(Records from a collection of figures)
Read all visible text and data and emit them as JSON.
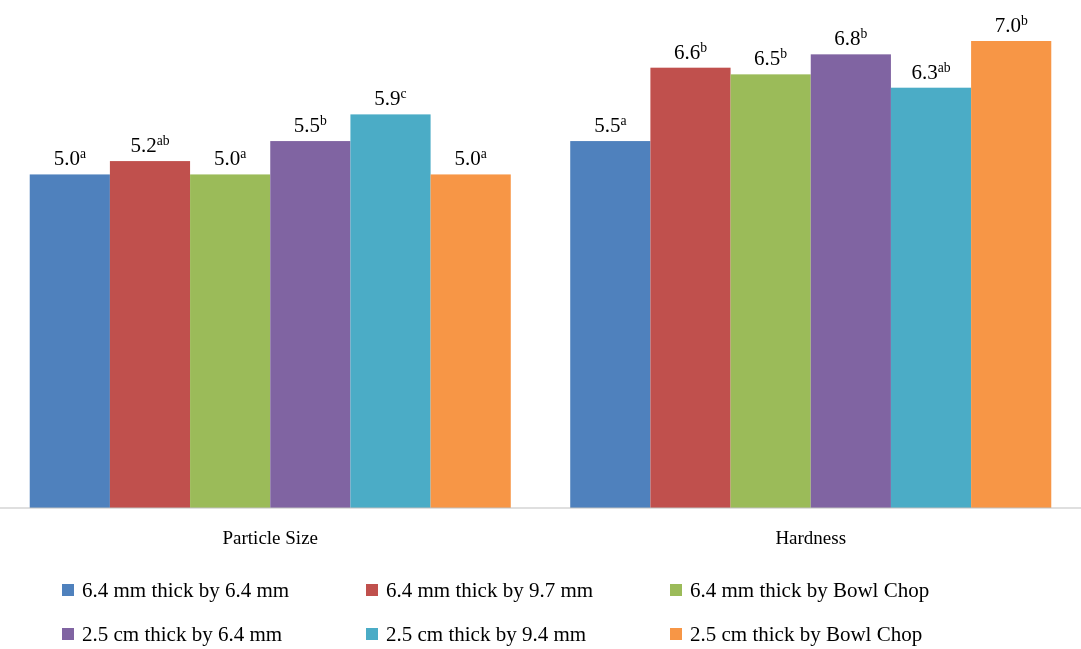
{
  "chart_data": {
    "type": "bar",
    "categories": [
      "Particle Size",
      "Hardness"
    ],
    "tick_labels": "x",
    "legend": "bottom",
    "series": [
      {
        "name": "6.4 mm thick by 6.4 mm",
        "color": "#4f81bd",
        "values": [
          5.0,
          5.5
        ],
        "value_labels": [
          "5.0$^{a}$",
          "5.5$^{a}$"
        ]
      },
      {
        "name": "6.4 mm thick by 9.7 mm",
        "color": "#c0504d",
        "values": [
          5.2,
          6.6
        ],
        "value_labels": [
          "5.2$^{ab}$",
          "6.6$^{b}$"
        ]
      },
      {
        "name": "6.4 mm thick by Bowl Chop",
        "color": "#9bbb59",
        "values": [
          5.0,
          6.5
        ],
        "value_labels": [
          "5.0$^{a}$",
          "6.5$^{b}$"
        ]
      },
      {
        "name": "2.5 cm thick by 6.4 mm",
        "color": "#8064a2",
        "values": [
          5.5,
          6.8
        ],
        "value_labels": [
          "5.5$^{b}$",
          "6.8$^{b}$"
        ]
      },
      {
        "name": "2.5 cm thick by 9.4 mm",
        "color": "#4bacc6",
        "values": [
          5.9,
          6.3
        ],
        "value_labels": [
          "5.9$^{c}$",
          "6.3$^{ab}$"
        ]
      },
      {
        "name": "2.5 cm thick by Bowl Chop",
        "color": "#f79646",
        "values": [
          5.0,
          7.0
        ],
        "value_labels": [
          "5.0$^{a}$",
          "7.0$^{b}$"
        ]
      }
    ]
  }
}
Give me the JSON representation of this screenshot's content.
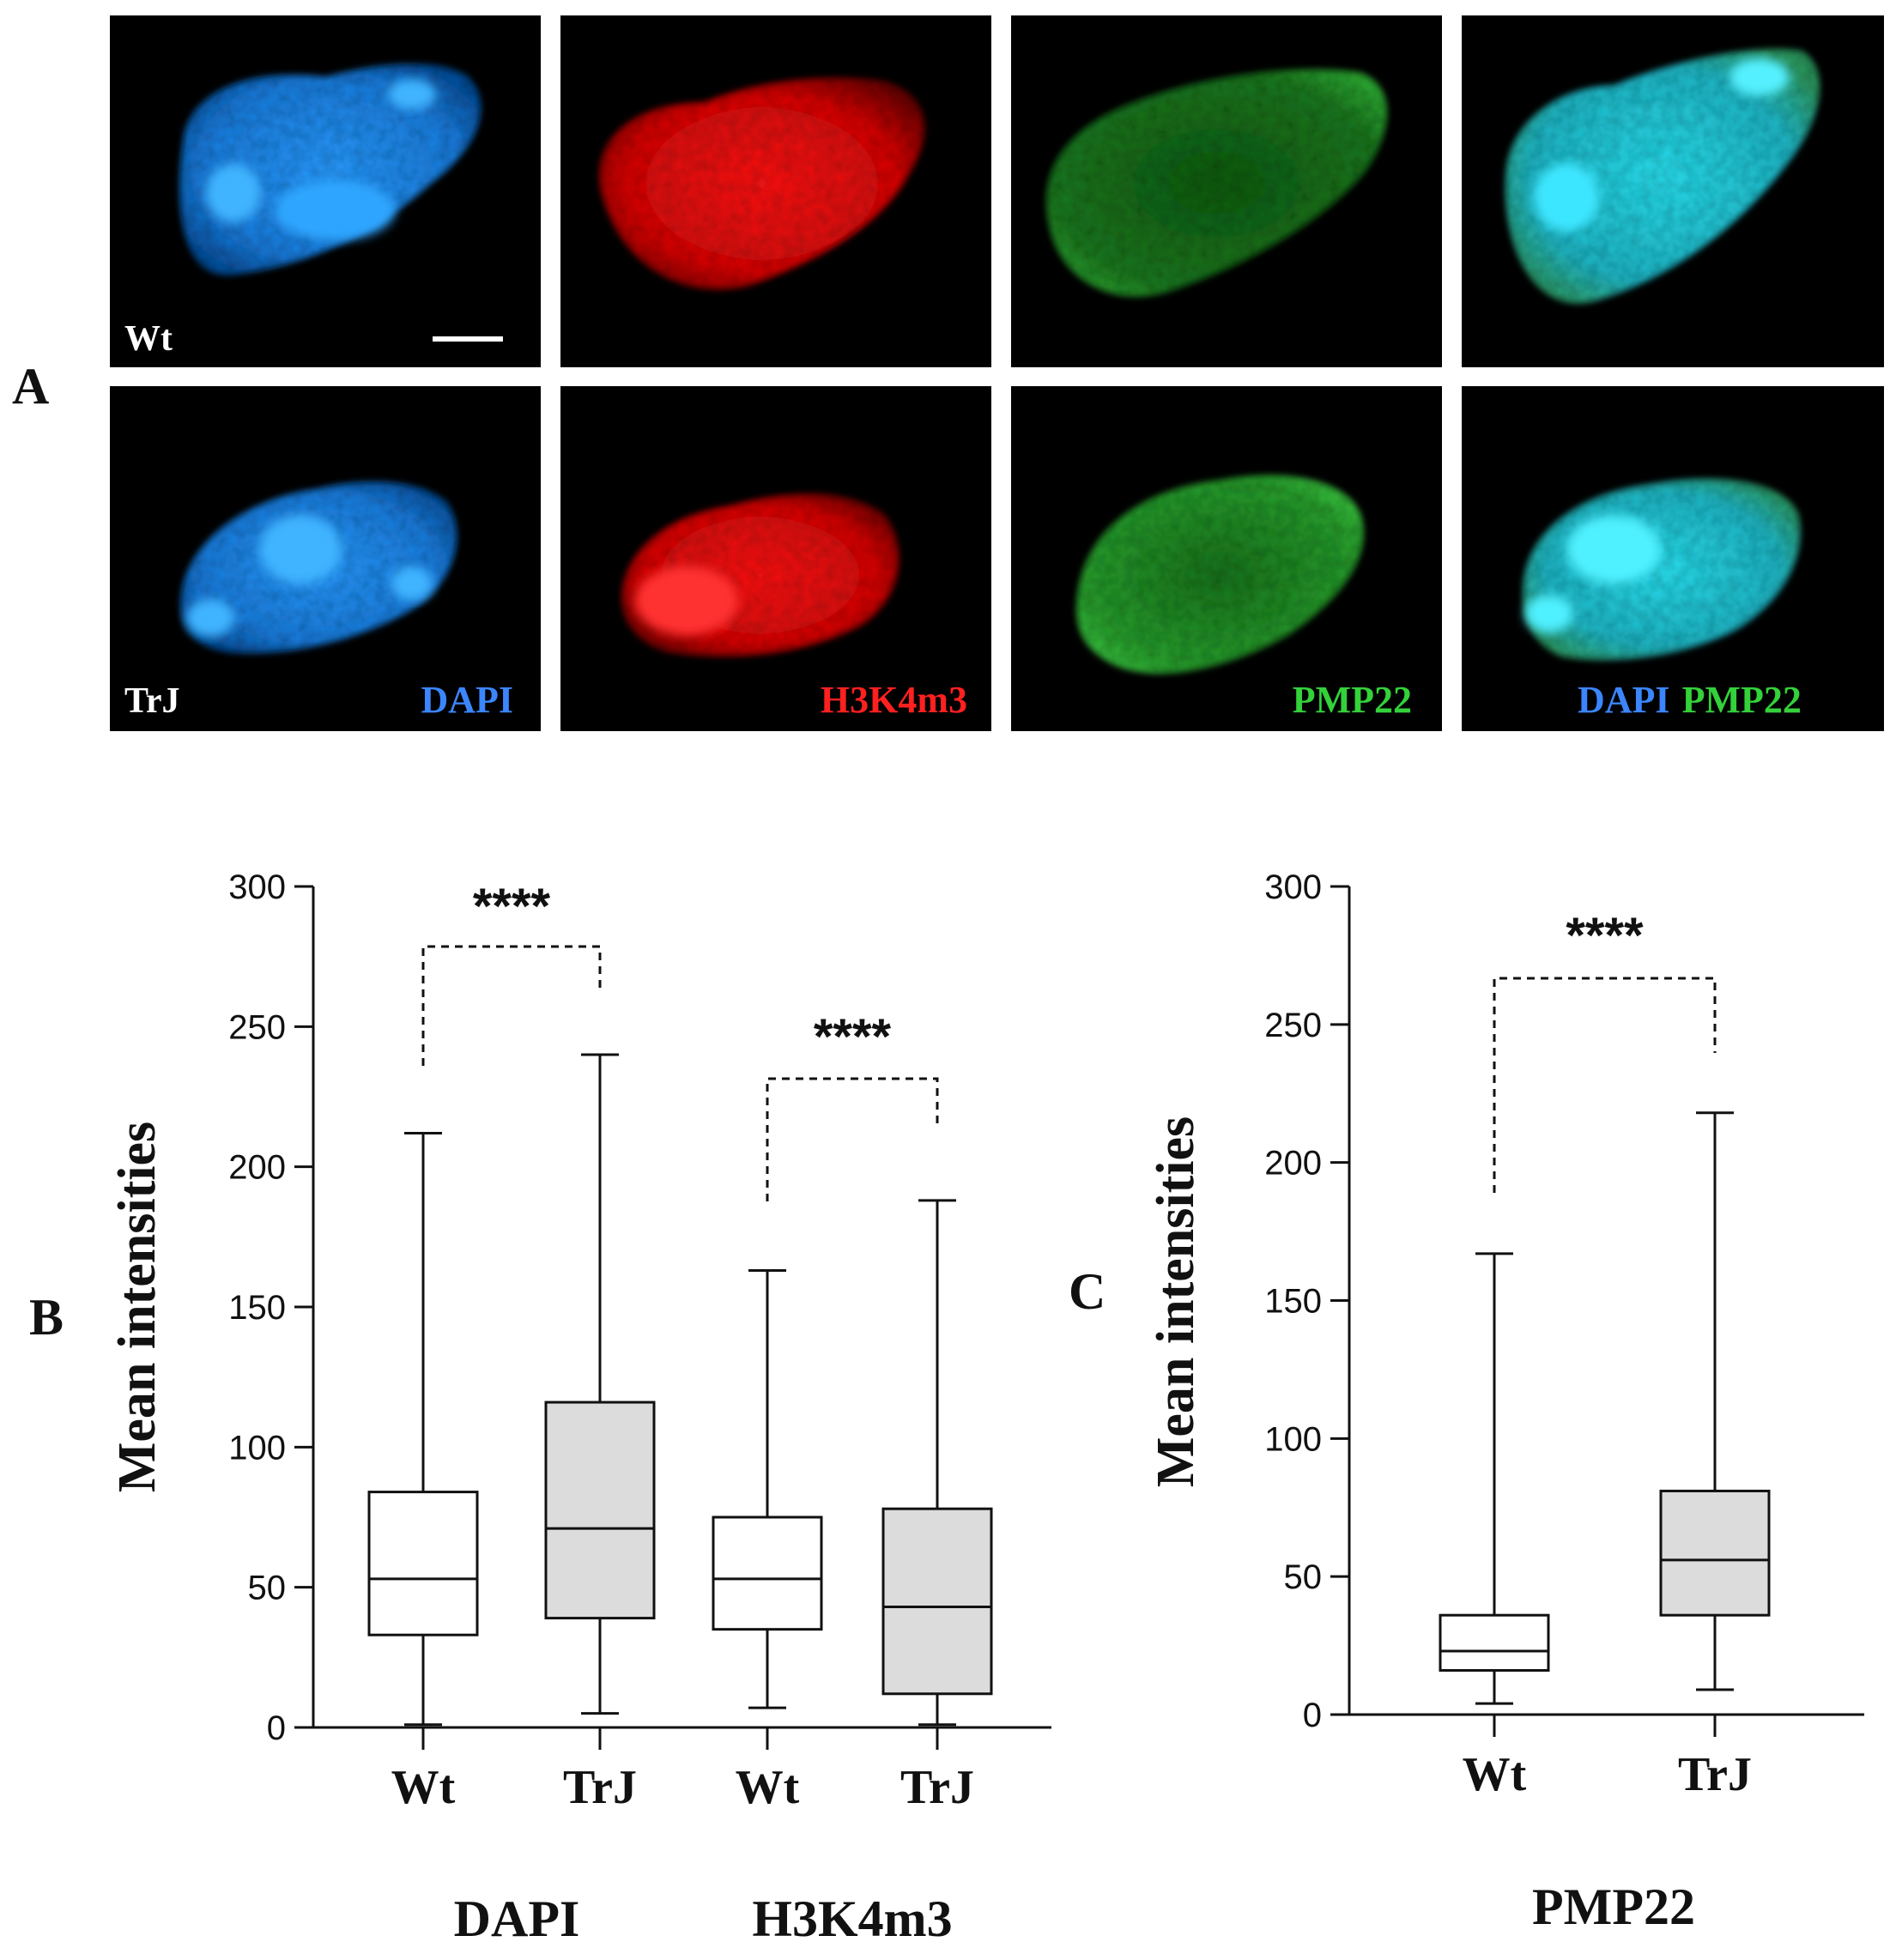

PROBLEM: Return the whole listing, word for word, and leave out every picture.

FINAL ANSWER:
Read all visible text and data and emit them as JSON.
{
  "chart_data": {
    "type": "bar",
    "categories": [
      "Particle Size",
      "Hardness"
    ],
    "tick_labels": "x",
    "legend": "bottom",
    "series": [
      {
        "name": "6.4 mm thick by 6.4 mm",
        "color": "#4f81bd",
        "values": [
          5.0,
          5.5
        ],
        "value_labels": [
          "5.0$^{a}$",
          "5.5$^{a}$"
        ]
      },
      {
        "name": "6.4 mm thick by 9.7 mm",
        "color": "#c0504d",
        "values": [
          5.2,
          6.6
        ],
        "value_labels": [
          "5.2$^{ab}$",
          "6.6$^{b}$"
        ]
      },
      {
        "name": "6.4 mm thick by Bowl Chop",
        "color": "#9bbb59",
        "values": [
          5.0,
          6.5
        ],
        "value_labels": [
          "5.0$^{a}$",
          "6.5$^{b}$"
        ]
      },
      {
        "name": "2.5 cm thick by 6.4 mm",
        "color": "#8064a2",
        "values": [
          5.5,
          6.8
        ],
        "value_labels": [
          "5.5$^{b}$",
          "6.8$^{b}$"
        ]
      },
      {
        "name": "2.5 cm thick by 9.4 mm",
        "color": "#4bacc6",
        "values": [
          5.9,
          6.3
        ],
        "value_labels": [
          "5.9$^{c}$",
          "6.3$^{ab}$"
        ]
      },
      {
        "name": "2.5 cm thick by Bowl Chop",
        "color": "#f79646",
        "values": [
          5.0,
          7.0
        ],
        "value_labels": [
          "5.0$^{a}$",
          "7.0$^{b}$"
        ]
      }
    ]
  }
}
Give me the JSON representation of this screenshot's content.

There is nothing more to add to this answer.